▸ Extracted material:
===
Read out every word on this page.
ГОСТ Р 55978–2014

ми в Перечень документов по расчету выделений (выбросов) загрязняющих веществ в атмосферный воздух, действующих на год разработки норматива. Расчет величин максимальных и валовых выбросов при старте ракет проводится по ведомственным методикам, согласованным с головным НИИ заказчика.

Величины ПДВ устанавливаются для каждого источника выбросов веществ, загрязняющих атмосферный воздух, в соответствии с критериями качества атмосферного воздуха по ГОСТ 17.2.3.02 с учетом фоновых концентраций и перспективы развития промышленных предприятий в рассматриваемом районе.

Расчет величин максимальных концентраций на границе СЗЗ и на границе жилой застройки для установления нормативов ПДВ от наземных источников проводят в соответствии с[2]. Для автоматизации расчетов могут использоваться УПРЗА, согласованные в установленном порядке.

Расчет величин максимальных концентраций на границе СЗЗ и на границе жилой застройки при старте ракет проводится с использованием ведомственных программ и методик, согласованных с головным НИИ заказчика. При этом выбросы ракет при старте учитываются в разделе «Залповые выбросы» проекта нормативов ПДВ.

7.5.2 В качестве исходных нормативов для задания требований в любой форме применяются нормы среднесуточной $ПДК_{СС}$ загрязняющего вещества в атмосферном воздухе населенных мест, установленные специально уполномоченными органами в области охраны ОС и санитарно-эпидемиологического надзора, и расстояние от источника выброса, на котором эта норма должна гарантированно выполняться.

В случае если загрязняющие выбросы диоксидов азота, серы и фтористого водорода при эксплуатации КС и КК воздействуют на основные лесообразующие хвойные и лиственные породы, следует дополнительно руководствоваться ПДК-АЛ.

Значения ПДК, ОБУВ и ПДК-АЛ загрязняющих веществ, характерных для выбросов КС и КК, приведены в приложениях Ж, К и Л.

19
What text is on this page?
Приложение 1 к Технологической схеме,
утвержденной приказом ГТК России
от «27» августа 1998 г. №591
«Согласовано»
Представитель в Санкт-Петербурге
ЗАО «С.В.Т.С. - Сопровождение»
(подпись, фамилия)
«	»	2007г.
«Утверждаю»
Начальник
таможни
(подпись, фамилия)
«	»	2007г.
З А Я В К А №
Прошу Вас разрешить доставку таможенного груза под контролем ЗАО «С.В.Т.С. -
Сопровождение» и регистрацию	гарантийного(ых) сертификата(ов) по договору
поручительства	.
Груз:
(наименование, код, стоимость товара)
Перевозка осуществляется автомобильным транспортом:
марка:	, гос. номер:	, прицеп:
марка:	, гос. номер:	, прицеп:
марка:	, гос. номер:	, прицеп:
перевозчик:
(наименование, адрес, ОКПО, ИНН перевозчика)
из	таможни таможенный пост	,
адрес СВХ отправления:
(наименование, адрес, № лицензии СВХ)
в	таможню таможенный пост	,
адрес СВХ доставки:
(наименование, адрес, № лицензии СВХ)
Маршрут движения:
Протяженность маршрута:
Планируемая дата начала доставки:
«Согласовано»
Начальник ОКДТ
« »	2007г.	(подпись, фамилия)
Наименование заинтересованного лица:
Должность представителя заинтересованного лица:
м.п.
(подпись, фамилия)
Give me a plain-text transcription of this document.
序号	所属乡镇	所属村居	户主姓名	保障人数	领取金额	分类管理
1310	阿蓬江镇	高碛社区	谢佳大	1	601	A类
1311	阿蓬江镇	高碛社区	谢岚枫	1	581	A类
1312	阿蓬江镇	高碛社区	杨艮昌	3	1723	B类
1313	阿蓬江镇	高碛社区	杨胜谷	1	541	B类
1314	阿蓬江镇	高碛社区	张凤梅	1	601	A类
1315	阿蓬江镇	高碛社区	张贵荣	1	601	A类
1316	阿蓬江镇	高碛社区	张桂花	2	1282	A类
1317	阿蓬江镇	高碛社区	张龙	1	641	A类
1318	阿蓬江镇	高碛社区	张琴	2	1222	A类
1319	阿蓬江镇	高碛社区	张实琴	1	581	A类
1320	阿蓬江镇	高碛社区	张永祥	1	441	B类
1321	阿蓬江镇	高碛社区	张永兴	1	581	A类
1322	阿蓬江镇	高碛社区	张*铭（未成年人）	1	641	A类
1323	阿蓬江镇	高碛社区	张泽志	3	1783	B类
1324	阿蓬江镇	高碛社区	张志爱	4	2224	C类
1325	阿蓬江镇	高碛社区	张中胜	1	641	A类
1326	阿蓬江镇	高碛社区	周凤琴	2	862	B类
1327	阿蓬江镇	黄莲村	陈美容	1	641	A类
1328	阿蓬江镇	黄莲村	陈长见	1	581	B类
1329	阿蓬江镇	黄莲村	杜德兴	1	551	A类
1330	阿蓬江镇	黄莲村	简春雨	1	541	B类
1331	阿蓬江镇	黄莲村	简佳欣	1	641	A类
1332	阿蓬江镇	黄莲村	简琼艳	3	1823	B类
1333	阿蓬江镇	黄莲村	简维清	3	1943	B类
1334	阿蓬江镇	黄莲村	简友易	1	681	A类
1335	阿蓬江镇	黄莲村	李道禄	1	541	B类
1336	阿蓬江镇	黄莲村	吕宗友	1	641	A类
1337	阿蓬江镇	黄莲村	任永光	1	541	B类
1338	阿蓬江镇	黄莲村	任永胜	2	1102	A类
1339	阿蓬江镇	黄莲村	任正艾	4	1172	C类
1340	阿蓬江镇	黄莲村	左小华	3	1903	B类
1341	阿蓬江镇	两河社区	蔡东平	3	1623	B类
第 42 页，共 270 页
===
▸ Problem to solve:
Quote each line above in full, word for word.

▸ Problem solution:
Read out every word on this page.
ГОСТ Р 55978–2014

ми в Перечень документов по расчету выделений (выбросов) загрязняющих веществ в атмосферный воздух, действующих на год разработки норматива. Расчет величин максимальных и валовых выбросов при старте ракет проводится по ведомственным методикам, согласованным с головным НИИ заказчика.

Величины ПДВ устанавливаются для каждого источника выбросов веществ, загрязняющих атмосферный воздух, в соответствии с критериями качества атмосферного воздуха по ГОСТ 17.2.3.02 с учетом фоновых концентраций и перспективы развития промышленных предприятий в рассматриваемом районе.

Расчет величин максимальных концентраций на границе СЗЗ и на границе жилой застройки для установления нормативов ПДВ от наземных источников проводят в соответствии с[2]. Для автоматизации расчетов могут использоваться УПРЗА, согласованные в установленном порядке.

Расчет величин максимальных концентраций на границе СЗЗ и на границе жилой застройки при старте ракет проводится с использованием ведомственных программ и методик, согласованных с головным НИИ заказчика. При этом выбросы ракет при старте учитываются в разделе «Залповые выбросы» проекта нормативов ПДВ.

7.5.2 В качестве исходных нормативов для задания требований в любой форме применяются нормы среднесуточной $ПДК_{СС}$ загрязняющего вещества в атмосферном воздухе населенных мест, установленные специально уполномоченными органами в области охраны ОС и санитарно-эпидемиологического надзора, и расстояние от источника выброса, на котором эта норма должна гарантированно выполняться.

В случае если загрязняющие выбросы диоксидов азота, серы и фтористого водорода при эксплуатации КС и КК воздействуют на основные лесообразующие хвойные и лиственные породы, следует дополнительно руководствоваться ПДК-АЛ.

Значения ПДК, ОБУВ и ПДК-АЛ загрязняющих веществ, характерных для выбросов КС и КК, приведены в приложениях Ж, К и Л.

19
What text is on this page?
Приложение 1 к Технологической схеме,
утвержденной приказом ГТК России
от «27» августа 1998 г. №591
«Согласовано»
Представитель в Санкт-Петербурге
ЗАО «С.В.Т.С. - Сопровождение»
(подпись, фамилия)
«	»	2007г.
«Утверждаю»
Начальник
таможни
(подпись, фамилия)
«	»	2007г.
З А Я В К А №
Прошу Вас разрешить доставку таможенного груза под контролем ЗАО «С.В.Т.С. -
Сопровождение» и регистрацию	гарантийного(ых) сертификата(ов) по договору
поручительства	.
Груз:
(наименование, код, стоимость товара)
Перевозка осуществляется автомобильным транспортом:
марка:	, гос. номер:	, прицеп:
марка:	, гос. номер:	, прицеп:
марка:	, гос. номер:	, прицеп:
перевозчик:
(наименование, адрес, ОКПО, ИНН перевозчика)
из	таможни таможенный пост	,
адрес СВХ отправления:
(наименование, адрес, № лицензии СВХ)
в	таможню таможенный пост	,
адрес СВХ доставки:
(наименование, адрес, № лицензии СВХ)
Маршрут движения:
Протяженность маршрута:
Планируемая дата начала доставки:
«Согласовано»
Начальник ОКДТ
« »	2007г.	(подпись, фамилия)
Наименование заинтересованного лица:
Должность представителя заинтересованного лица:
м.п.
(подпись, фамилия)
Give me a plain-text transcription of this document.
序号	所属乡镇	所属村居	户主姓名	保障人数	领取金额	分类管理
1310	阿蓬江镇	高碛社区	谢佳大	1	601	A类
1311	阿蓬江镇	高碛社区	谢岚枫	1	581	A类
1312	阿蓬江镇	高碛社区	杨艮昌	3	1723	B类
1313	阿蓬江镇	高碛社区	杨胜谷	1	541	B类
1314	阿蓬江镇	高碛社区	张凤梅	1	601	A类
1315	阿蓬江镇	高碛社区	张贵荣	1	601	A类
1316	阿蓬江镇	高碛社区	张桂花	2	1282	A类
1317	阿蓬江镇	高碛社区	张龙	1	641	A类
1318	阿蓬江镇	高碛社区	张琴	2	1222	A类
1319	阿蓬江镇	高碛社区	张实琴	1	581	A类
1320	阿蓬江镇	高碛社区	张永祥	1	441	B类
1321	阿蓬江镇	高碛社区	张永兴	1	581	A类
1322	阿蓬江镇	高碛社区	张*铭（未成年人）	1	641	A类
1323	阿蓬江镇	高碛社区	张泽志	3	1783	B类
1324	阿蓬江镇	高碛社区	张志爱	4	2224	C类
1325	阿蓬江镇	高碛社区	张中胜	1	641	A类
1326	阿蓬江镇	高碛社区	周凤琴	2	862	B类
1327	阿蓬江镇	黄莲村	陈美容	1	641	A类
1328	阿蓬江镇	黄莲村	陈长见	1	581	B类
1329	阿蓬江镇	黄莲村	杜德兴	1	551	A类
1330	阿蓬江镇	黄莲村	简春雨	1	541	B类
1331	阿蓬江镇	黄莲村	简佳欣	1	641	A类
1332	阿蓬江镇	黄莲村	简琼艳	3	1823	B类
1333	阿蓬江镇	黄莲村	简维清	3	1943	B类
1334	阿蓬江镇	黄莲村	简友易	1	681	A类
1335	阿蓬江镇	黄莲村	李道禄	1	541	B类
1336	阿蓬江镇	黄莲村	吕宗友	1	641	A类
1337	阿蓬江镇	黄莲村	任永光	1	541	B类
1338	阿蓬江镇	黄莲村	任永胜	2	1102	A类
1339	阿蓬江镇	黄莲村	任正艾	4	1172	C类
1340	阿蓬江镇	黄莲村	左小华	3	1903	B类
1341	阿蓬江镇	两河社区	蔡东平	3	1623	B类
第 42 页，共 270 页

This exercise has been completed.